··· The records ···
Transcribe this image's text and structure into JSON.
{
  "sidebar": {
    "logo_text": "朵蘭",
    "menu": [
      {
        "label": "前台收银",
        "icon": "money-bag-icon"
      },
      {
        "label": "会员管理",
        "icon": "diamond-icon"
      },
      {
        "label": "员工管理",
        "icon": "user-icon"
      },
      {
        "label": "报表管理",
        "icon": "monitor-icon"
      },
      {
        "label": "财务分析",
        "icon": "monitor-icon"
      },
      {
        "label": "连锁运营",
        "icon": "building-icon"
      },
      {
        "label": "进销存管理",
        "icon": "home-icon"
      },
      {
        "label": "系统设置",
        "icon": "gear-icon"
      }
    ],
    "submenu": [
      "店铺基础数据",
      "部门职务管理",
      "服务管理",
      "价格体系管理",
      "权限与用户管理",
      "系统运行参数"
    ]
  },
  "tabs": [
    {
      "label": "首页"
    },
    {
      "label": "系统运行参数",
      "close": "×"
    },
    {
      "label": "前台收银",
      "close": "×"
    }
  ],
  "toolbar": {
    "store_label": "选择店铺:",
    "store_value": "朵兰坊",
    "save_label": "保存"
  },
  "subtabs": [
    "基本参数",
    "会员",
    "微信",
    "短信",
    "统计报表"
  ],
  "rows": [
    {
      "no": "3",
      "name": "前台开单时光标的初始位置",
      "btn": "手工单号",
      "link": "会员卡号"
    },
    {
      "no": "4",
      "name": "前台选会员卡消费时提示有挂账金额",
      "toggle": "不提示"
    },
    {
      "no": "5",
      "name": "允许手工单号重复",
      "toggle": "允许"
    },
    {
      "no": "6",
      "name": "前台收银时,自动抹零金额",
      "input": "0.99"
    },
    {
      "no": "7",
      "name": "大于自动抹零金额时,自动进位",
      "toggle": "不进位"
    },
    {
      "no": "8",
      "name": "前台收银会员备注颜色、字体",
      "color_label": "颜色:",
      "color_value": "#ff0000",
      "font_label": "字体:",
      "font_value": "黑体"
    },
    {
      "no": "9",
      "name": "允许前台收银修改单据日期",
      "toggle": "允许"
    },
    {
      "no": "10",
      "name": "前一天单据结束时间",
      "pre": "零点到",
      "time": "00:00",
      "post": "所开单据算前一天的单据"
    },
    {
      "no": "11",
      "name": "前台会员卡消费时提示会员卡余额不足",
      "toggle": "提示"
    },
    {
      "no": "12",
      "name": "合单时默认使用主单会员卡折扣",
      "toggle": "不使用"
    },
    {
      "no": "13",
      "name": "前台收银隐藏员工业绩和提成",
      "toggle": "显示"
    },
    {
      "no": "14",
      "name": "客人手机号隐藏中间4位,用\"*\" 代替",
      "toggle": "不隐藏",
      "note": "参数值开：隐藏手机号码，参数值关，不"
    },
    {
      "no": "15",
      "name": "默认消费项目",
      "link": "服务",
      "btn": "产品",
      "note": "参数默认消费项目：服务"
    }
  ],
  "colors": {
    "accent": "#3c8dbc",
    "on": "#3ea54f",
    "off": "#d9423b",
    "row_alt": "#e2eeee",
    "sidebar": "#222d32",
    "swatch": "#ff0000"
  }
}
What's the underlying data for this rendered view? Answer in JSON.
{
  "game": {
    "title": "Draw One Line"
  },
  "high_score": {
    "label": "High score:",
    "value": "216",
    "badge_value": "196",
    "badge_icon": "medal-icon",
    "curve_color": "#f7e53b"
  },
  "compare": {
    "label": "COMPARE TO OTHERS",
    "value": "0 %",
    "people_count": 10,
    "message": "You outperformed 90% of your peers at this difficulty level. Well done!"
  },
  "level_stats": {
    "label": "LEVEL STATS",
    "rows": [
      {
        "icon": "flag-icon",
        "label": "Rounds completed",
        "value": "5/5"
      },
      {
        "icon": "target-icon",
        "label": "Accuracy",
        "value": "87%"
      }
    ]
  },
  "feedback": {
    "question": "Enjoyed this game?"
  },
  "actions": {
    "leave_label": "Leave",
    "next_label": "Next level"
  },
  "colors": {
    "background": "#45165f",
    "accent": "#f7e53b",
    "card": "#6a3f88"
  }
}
···
• _What to work on_: Extract every record. Keep wording exact.

• _Result below_:
Transcribe this image's text and structure into JSON.
{
  "sidebar": {
    "logo_text": "朵蘭",
    "menu": [
      {
        "label": "前台收银",
        "icon": "money-bag-icon"
      },
      {
        "label": "会员管理",
        "icon": "diamond-icon"
      },
      {
        "label": "员工管理",
        "icon": "user-icon"
      },
      {
        "label": "报表管理",
        "icon": "monitor-icon"
      },
      {
        "label": "财务分析",
        "icon": "monitor-icon"
      },
      {
        "label": "连锁运营",
        "icon": "building-icon"
      },
      {
        "label": "进销存管理",
        "icon": "home-icon"
      },
      {
        "label": "系统设置",
        "icon": "gear-icon"
      }
    ],
    "submenu": [
      "店铺基础数据",
      "部门职务管理",
      "服务管理",
      "价格体系管理",
      "权限与用户管理",
      "系统运行参数"
    ]
  },
  "tabs": [
    {
      "label": "首页"
    },
    {
      "label": "系统运行参数",
      "close": "×"
    },
    {
      "label": "前台收银",
      "close": "×"
    }
  ],
  "toolbar": {
    "store_label": "选择店铺:",
    "store_value": "朵兰坊",
    "save_label": "保存"
  },
  "subtabs": [
    "基本参数",
    "会员",
    "微信",
    "短信",
    "统计报表"
  ],
  "rows": [
    {
      "no": "3",
      "name": "前台开单时光标的初始位置",
      "btn": "手工单号",
      "link": "会员卡号"
    },
    {
      "no": "4",
      "name": "前台选会员卡消费时提示有挂账金额",
      "toggle": "不提示"
    },
    {
      "no": "5",
      "name": "允许手工单号重复",
      "toggle": "允许"
    },
    {
      "no": "6",
      "name": "前台收银时,自动抹零金额",
      "input": "0.99"
    },
    {
      "no": "7",
      "name": "大于自动抹零金额时,自动进位",
      "toggle": "不进位"
    },
    {
      "no": "8",
      "name": "前台收银会员备注颜色、字体",
      "color_label": "颜色:",
      "color_value": "#ff0000",
      "font_label": "字体:",
      "font_value": "黑体"
    },
    {
      "no": "9",
      "name": "允许前台收银修改单据日期",
      "toggle": "允许"
    },
    {
      "no": "10",
      "name": "前一天单据结束时间",
      "pre": "零点到",
      "time": "00:00",
      "post": "所开单据算前一天的单据"
    },
    {
      "no": "11",
      "name": "前台会员卡消费时提示会员卡余额不足",
      "toggle": "提示"
    },
    {
      "no": "12",
      "name": "合单时默认使用主单会员卡折扣",
      "toggle": "不使用"
    },
    {
      "no": "13",
      "name": "前台收银隐藏员工业绩和提成",
      "toggle": "显示"
    },
    {
      "no": "14",
      "name": "客人手机号隐藏中间4位,用\"*\" 代替",
      "toggle": "不隐藏",
      "note": "参数值开：隐藏手机号码，参数值关，不"
    },
    {
      "no": "15",
      "name": "默认消费项目",
      "link": "服务",
      "btn": "产品",
      "note": "参数默认消费项目：服务"
    }
  ],
  "colors": {
    "accent": "#3c8dbc",
    "on": "#3ea54f",
    "off": "#d9423b",
    "row_alt": "#e2eeee",
    "sidebar": "#222d32",
    "swatch": "#ff0000"
  }
}
What's the underlying data for this rendered view? Answer in JSON.
{
  "game": {
    "title": "Draw One Line"
  },
  "high_score": {
    "label": "High score:",
    "value": "216",
    "badge_value": "196",
    "badge_icon": "medal-icon",
    "curve_color": "#f7e53b"
  },
  "compare": {
    "label": "COMPARE TO OTHERS",
    "value": "0 %",
    "people_count": 10,
    "message": "You outperformed 90% of your peers at this difficulty level. Well done!"
  },
  "level_stats": {
    "label": "LEVEL STATS",
    "rows": [
      {
        "icon": "flag-icon",
        "label": "Rounds completed",
        "value": "5/5"
      },
      {
        "icon": "target-icon",
        "label": "Accuracy",
        "value": "87%"
      }
    ]
  },
  "feedback": {
    "question": "Enjoyed this game?"
  },
  "actions": {
    "leave_label": "Leave",
    "next_label": "Next level"
  },
  "colors": {
    "background": "#45165f",
    "accent": "#f7e53b",
    "card": "#6a3f88"
  }
}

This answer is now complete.